[Begin Task input]
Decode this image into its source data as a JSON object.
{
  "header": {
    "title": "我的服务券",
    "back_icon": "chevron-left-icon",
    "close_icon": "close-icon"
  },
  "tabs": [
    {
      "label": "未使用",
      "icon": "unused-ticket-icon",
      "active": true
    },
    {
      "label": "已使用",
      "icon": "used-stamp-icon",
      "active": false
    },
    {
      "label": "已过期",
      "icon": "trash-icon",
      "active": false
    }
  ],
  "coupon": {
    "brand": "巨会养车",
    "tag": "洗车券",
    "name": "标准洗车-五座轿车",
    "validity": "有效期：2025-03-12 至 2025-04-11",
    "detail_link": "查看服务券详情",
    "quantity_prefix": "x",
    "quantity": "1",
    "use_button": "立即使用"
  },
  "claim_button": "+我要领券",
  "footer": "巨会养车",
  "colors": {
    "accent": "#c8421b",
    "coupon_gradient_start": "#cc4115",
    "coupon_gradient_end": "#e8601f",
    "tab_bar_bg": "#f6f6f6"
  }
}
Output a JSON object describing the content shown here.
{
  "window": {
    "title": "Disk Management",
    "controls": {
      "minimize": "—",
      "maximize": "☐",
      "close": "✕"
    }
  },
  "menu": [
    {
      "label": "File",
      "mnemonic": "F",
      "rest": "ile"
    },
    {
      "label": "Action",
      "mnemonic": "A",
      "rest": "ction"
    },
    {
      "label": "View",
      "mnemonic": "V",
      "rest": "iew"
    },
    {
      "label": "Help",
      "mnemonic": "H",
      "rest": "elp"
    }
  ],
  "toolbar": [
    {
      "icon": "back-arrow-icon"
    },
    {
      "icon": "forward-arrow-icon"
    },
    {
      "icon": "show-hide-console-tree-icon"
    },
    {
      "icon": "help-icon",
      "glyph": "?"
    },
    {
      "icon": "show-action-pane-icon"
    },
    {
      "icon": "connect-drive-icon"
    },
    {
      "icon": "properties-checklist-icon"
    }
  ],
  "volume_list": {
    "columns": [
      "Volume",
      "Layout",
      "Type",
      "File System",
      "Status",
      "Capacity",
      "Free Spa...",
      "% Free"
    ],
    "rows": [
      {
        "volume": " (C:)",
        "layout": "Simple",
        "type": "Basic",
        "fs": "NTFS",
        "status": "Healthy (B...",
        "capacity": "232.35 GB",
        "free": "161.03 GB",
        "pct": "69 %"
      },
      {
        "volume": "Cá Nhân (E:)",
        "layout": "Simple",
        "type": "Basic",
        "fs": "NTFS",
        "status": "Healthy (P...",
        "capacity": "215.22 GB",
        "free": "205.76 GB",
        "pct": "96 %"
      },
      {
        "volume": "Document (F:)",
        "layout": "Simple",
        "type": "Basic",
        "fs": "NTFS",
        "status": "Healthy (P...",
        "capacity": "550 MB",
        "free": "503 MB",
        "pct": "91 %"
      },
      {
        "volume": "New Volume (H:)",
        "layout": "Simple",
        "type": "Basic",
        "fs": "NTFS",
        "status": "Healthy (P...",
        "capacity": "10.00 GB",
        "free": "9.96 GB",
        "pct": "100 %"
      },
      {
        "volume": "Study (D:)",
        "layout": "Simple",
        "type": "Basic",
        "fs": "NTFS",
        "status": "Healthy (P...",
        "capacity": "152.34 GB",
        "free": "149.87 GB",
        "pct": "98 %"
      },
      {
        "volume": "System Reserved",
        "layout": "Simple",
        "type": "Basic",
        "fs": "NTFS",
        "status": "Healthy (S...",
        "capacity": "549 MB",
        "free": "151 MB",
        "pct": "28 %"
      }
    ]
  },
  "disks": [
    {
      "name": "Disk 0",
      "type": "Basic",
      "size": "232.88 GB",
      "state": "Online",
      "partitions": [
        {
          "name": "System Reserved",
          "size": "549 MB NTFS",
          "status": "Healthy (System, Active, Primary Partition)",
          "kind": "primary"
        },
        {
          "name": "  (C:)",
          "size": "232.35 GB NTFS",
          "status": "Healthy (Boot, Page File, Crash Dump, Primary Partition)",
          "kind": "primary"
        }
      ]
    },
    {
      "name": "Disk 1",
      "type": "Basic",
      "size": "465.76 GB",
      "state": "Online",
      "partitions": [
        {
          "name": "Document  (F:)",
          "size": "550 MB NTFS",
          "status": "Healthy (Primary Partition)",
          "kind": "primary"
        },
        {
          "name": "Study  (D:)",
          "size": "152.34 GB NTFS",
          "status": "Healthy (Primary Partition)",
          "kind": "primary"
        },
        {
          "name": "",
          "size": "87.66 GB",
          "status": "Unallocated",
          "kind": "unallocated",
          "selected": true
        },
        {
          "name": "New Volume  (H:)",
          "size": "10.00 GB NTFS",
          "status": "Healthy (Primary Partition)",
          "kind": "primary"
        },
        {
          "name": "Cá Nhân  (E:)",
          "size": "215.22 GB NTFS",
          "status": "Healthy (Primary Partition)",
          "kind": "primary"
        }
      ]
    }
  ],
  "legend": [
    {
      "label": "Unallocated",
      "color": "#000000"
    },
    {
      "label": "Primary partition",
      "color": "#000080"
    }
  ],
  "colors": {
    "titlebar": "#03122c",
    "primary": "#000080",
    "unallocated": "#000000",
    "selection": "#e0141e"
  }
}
[End Task input]
Gather up the lines that contain the word "mnemonic".

Task response:
      "mnemonic": "F",
      "mnemonic": "A",
      "mnemonic": "V",
      "mnemonic": "H",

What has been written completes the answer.